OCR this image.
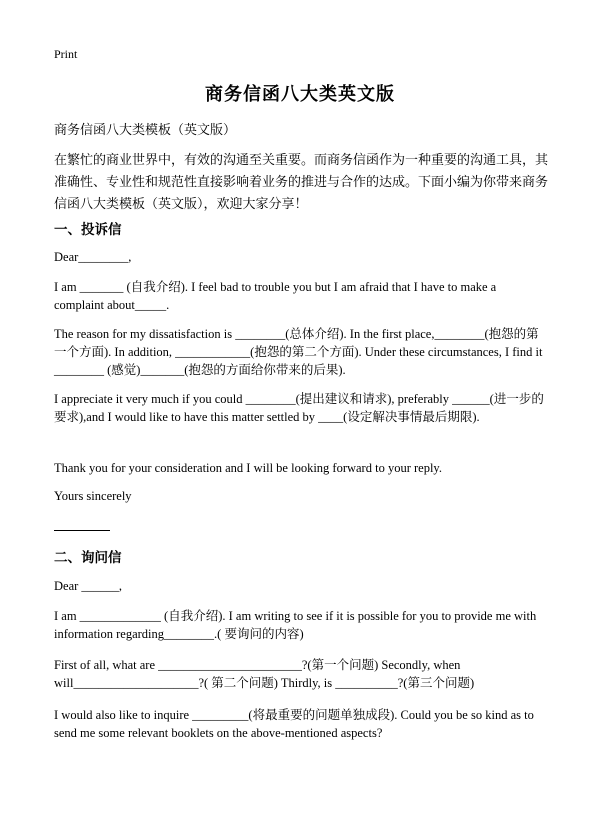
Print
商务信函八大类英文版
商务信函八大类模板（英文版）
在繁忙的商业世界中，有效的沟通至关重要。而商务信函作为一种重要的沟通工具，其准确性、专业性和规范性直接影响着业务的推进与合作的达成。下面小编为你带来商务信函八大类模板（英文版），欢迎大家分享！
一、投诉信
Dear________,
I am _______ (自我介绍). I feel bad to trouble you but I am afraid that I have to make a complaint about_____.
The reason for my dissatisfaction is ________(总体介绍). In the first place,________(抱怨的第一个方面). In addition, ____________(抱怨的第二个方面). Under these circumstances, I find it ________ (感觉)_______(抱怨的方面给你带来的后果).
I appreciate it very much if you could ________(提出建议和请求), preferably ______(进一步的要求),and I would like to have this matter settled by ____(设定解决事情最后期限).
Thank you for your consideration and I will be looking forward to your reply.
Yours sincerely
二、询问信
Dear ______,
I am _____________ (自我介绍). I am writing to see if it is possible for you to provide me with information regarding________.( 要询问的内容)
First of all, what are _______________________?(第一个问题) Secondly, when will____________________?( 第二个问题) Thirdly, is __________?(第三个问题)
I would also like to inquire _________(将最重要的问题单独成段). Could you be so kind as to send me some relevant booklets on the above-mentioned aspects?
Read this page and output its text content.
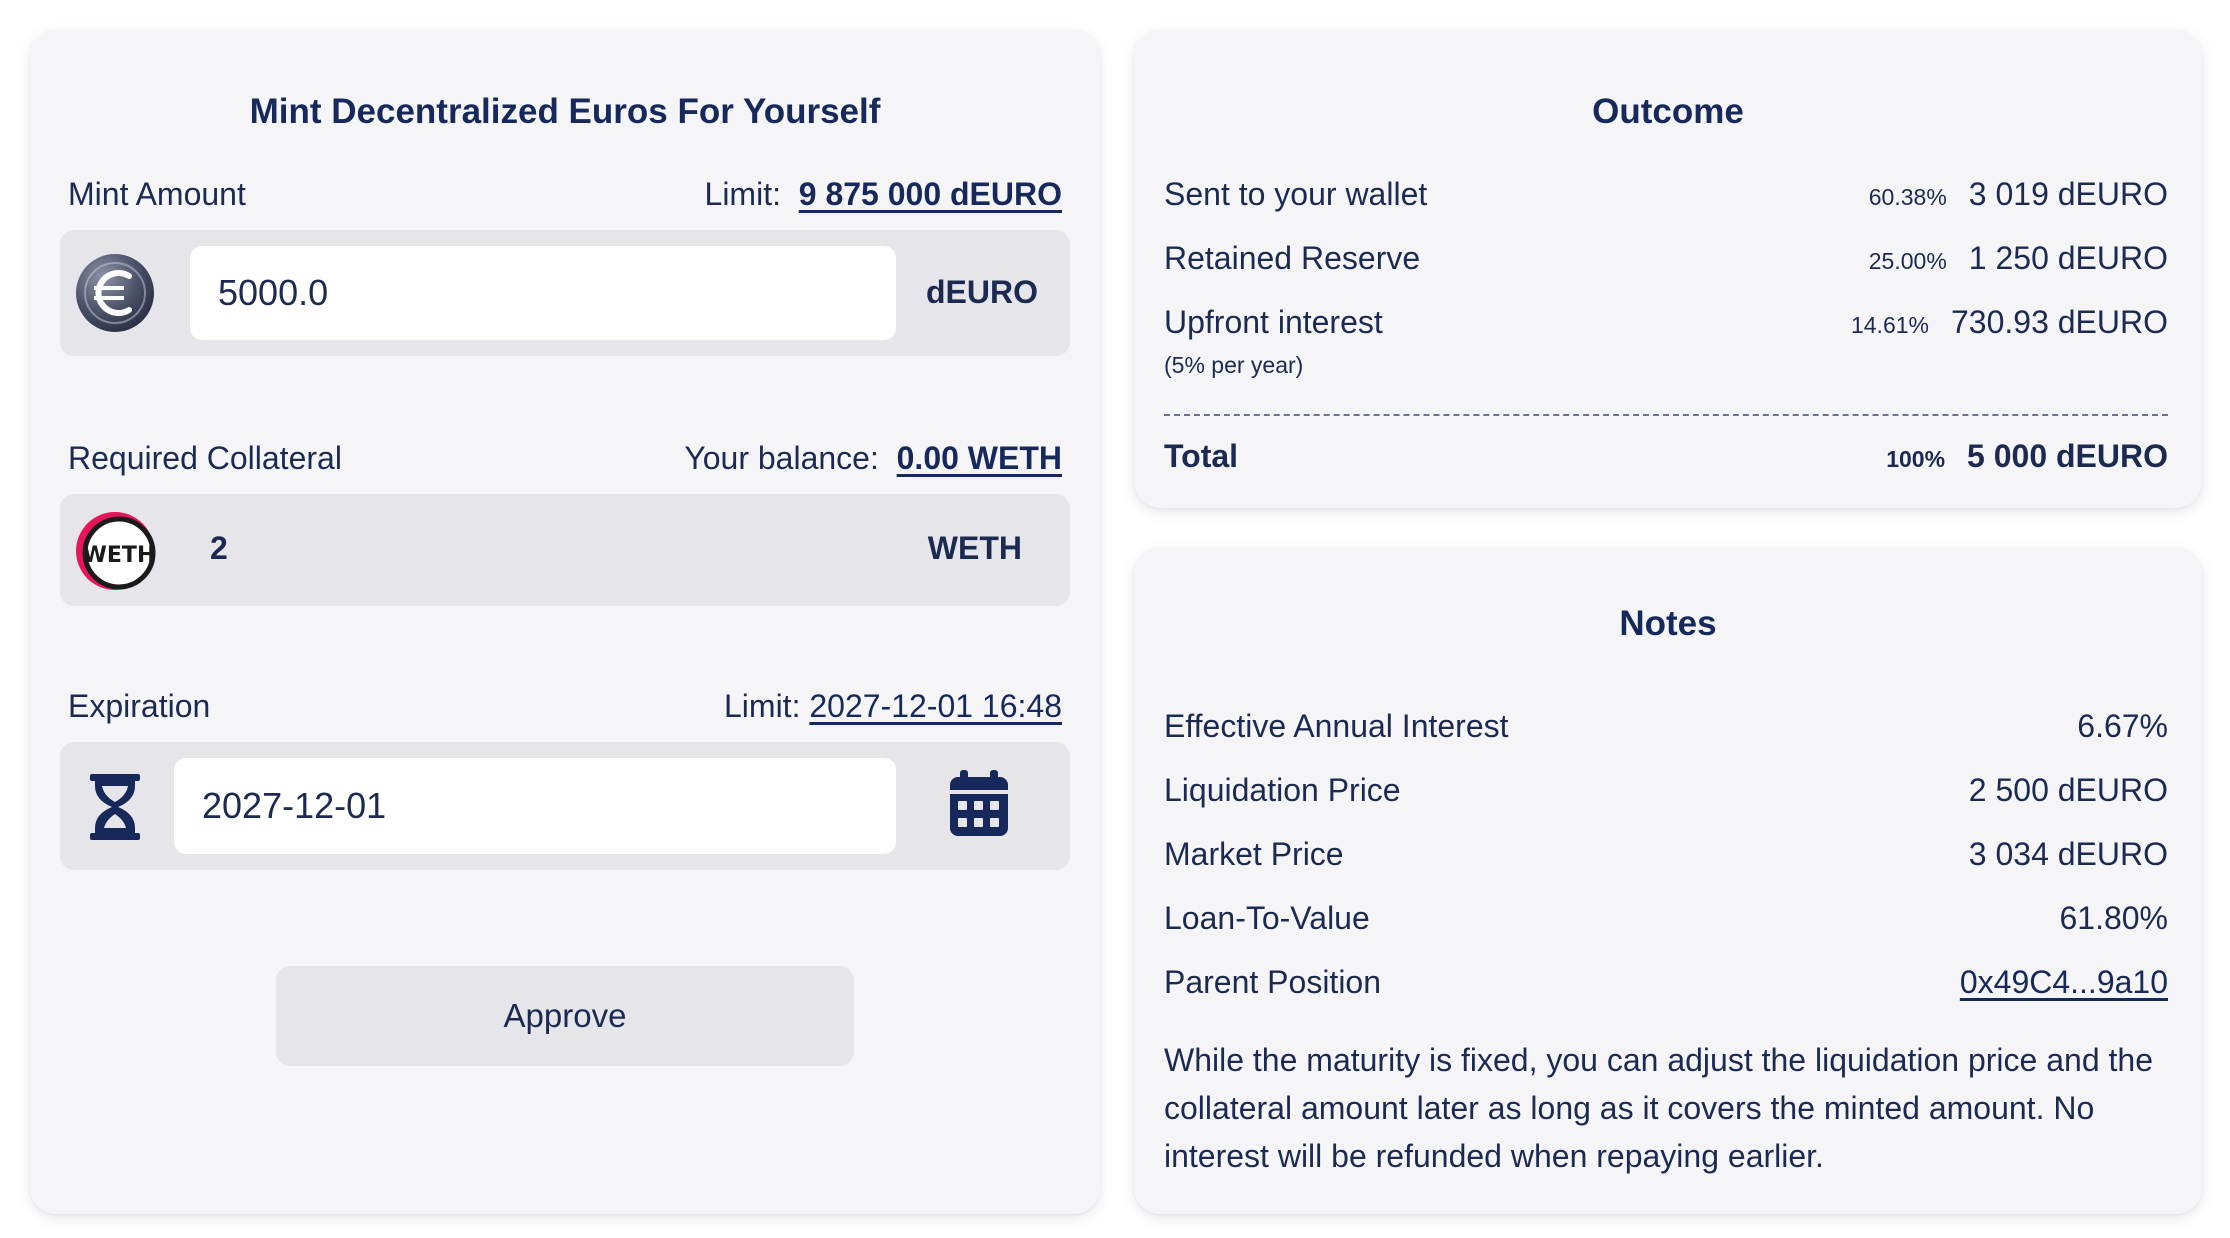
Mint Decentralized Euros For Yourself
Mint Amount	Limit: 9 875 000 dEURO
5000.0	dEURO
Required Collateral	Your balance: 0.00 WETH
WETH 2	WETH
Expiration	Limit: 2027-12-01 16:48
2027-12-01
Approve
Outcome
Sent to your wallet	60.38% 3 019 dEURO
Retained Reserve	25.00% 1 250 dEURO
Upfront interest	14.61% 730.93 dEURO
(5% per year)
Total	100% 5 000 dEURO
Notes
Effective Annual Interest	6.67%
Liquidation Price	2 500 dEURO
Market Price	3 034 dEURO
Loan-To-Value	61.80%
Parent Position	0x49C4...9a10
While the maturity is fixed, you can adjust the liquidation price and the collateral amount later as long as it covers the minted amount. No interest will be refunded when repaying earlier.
════════════════
TASK DESCRIPTION
Lines that include the word "WETH" are to be extracted from the data above.

RESPONSE TO THE EXERCISE
Required Collateral	Your balance: 0.00 WETH
WETH 2	WETH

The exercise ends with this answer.